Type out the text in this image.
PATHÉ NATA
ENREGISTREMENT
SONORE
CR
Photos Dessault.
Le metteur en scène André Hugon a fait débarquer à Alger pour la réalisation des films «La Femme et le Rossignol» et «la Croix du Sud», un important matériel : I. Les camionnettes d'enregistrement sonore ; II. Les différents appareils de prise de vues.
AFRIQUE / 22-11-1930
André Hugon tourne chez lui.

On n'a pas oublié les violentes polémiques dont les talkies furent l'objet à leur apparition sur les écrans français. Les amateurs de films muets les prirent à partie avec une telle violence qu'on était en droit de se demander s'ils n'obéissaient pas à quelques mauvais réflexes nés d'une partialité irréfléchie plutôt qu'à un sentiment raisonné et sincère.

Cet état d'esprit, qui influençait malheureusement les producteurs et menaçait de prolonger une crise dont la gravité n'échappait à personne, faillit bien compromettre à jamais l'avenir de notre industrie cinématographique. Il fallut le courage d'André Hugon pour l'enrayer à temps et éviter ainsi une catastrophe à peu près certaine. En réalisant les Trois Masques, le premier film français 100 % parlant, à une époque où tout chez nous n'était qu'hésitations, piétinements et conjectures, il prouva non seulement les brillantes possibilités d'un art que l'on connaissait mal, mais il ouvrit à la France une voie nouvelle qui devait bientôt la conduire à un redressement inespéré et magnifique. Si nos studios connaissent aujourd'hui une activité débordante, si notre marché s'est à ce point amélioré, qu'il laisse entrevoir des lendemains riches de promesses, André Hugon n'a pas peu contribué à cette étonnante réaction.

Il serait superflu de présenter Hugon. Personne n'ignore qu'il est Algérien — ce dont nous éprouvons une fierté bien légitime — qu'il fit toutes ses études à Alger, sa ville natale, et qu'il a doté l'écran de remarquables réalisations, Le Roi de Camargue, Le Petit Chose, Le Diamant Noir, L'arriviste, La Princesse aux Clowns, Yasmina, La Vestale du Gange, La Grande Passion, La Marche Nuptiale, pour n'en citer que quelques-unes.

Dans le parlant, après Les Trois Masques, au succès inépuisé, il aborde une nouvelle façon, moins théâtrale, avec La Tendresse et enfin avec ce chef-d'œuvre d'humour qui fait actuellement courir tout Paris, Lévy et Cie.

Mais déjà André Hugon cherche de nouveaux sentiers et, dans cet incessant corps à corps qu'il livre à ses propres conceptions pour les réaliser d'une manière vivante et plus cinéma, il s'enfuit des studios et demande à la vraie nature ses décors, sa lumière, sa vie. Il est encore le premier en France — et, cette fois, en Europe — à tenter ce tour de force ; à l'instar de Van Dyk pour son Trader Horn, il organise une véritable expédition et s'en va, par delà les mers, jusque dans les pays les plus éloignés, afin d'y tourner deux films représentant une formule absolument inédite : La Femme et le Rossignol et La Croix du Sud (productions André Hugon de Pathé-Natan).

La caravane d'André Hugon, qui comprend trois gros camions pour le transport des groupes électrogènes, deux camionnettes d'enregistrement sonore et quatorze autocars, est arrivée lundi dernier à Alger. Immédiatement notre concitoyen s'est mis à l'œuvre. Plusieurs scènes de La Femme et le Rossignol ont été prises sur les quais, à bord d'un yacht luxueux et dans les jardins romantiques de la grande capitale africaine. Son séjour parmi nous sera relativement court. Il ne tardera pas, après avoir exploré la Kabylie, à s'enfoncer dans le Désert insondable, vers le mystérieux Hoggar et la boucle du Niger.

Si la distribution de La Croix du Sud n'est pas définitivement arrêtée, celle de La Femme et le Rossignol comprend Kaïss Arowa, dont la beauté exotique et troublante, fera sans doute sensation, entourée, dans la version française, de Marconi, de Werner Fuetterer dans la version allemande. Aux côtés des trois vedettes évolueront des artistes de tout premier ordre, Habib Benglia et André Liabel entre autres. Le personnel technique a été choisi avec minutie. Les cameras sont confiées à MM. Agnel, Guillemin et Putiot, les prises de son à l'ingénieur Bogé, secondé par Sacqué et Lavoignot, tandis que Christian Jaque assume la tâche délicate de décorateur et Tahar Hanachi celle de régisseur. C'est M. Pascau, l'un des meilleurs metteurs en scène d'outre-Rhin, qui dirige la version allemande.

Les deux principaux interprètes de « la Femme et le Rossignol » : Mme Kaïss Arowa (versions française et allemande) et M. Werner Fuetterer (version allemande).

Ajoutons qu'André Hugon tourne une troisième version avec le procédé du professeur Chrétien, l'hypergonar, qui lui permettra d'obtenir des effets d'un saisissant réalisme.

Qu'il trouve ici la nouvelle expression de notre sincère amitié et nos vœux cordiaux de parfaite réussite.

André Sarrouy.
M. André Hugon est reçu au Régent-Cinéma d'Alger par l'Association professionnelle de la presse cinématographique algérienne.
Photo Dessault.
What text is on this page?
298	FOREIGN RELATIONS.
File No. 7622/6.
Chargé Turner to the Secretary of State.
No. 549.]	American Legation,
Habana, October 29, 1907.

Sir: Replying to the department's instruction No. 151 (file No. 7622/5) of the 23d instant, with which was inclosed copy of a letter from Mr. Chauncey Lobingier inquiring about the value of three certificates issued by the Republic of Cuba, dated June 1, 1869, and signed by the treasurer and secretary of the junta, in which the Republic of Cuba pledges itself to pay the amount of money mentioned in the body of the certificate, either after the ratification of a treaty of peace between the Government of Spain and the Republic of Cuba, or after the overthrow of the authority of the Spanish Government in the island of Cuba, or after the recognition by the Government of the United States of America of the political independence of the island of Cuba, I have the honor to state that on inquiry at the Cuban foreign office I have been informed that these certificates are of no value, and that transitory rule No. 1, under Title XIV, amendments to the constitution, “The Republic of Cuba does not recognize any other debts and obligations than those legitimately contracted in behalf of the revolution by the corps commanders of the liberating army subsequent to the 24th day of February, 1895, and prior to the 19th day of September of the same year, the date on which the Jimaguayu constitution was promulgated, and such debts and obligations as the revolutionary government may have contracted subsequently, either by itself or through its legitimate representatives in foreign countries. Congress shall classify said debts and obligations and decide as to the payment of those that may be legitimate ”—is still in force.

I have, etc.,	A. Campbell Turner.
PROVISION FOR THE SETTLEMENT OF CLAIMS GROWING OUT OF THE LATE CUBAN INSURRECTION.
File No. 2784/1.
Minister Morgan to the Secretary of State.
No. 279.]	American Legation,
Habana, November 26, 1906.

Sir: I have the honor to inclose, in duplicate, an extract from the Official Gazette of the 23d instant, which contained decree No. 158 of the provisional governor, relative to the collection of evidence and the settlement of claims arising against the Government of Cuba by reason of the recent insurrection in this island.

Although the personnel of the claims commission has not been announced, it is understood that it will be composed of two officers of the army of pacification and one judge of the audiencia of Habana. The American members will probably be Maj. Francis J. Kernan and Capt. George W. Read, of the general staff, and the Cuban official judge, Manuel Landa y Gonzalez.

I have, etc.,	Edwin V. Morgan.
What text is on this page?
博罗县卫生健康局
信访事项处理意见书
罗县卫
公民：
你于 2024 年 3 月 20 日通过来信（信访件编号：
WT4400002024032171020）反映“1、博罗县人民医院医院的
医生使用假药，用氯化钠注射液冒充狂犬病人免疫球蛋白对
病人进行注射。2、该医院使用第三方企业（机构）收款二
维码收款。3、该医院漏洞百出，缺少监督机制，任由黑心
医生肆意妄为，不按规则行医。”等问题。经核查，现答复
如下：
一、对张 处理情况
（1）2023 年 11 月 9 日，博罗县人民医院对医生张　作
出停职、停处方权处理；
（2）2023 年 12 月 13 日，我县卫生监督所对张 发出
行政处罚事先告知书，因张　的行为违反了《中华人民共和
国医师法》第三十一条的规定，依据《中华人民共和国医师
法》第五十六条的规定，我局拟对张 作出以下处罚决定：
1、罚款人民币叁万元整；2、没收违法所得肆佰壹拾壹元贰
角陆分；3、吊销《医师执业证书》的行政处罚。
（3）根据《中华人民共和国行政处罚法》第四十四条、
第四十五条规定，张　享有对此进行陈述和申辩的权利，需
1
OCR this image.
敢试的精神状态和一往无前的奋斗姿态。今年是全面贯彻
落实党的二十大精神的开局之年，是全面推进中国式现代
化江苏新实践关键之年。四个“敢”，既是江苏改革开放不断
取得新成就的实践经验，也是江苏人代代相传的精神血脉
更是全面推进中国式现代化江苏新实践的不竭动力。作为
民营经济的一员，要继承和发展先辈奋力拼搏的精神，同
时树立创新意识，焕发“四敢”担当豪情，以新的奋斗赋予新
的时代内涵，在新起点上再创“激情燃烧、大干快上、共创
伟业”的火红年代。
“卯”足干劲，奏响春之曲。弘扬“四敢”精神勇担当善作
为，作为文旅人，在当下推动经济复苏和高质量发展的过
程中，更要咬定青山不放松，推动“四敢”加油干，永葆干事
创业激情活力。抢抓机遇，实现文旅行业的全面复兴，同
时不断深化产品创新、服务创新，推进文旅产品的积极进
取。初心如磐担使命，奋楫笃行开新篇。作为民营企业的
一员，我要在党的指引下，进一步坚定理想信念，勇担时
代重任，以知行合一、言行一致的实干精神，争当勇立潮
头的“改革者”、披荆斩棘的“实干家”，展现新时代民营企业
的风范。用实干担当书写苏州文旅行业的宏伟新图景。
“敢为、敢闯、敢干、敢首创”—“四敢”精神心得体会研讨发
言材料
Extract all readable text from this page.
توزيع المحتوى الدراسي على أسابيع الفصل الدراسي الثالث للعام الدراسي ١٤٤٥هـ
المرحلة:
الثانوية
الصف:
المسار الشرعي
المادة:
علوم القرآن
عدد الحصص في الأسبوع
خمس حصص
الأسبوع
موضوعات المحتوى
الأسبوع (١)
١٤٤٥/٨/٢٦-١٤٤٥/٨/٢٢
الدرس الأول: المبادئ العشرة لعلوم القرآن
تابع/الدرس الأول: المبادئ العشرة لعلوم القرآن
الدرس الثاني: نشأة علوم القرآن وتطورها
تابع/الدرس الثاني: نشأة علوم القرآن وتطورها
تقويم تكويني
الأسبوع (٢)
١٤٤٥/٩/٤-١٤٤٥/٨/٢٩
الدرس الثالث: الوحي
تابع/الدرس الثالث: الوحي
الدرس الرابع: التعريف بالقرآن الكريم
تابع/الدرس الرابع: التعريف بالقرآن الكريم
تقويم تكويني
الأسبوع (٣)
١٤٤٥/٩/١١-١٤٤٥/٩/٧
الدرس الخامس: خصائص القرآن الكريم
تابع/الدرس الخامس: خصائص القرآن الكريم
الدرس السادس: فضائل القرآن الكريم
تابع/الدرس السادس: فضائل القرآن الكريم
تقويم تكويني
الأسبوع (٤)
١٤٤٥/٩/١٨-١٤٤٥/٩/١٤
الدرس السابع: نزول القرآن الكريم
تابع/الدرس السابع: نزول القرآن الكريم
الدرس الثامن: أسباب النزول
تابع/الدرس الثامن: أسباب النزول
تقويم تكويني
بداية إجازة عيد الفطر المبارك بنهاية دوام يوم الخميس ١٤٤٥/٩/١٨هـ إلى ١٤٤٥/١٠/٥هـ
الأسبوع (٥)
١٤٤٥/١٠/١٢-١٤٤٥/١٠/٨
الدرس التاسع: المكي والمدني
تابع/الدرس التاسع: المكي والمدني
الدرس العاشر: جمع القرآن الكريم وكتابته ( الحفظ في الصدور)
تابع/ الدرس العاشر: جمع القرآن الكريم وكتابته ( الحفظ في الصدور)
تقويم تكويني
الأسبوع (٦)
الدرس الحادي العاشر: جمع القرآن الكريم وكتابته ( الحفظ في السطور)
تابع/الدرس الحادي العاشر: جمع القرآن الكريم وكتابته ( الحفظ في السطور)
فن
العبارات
····················
_WORK TO DO_.
List the lines of the records where "المبادئ" occurs.

_RESPONSE TO THE TASK_.
الدرس الأول: المبادئ العشرة لعلوم القرآن
تابع/الدرس الأول: المبادئ العشرة لعلوم القرآن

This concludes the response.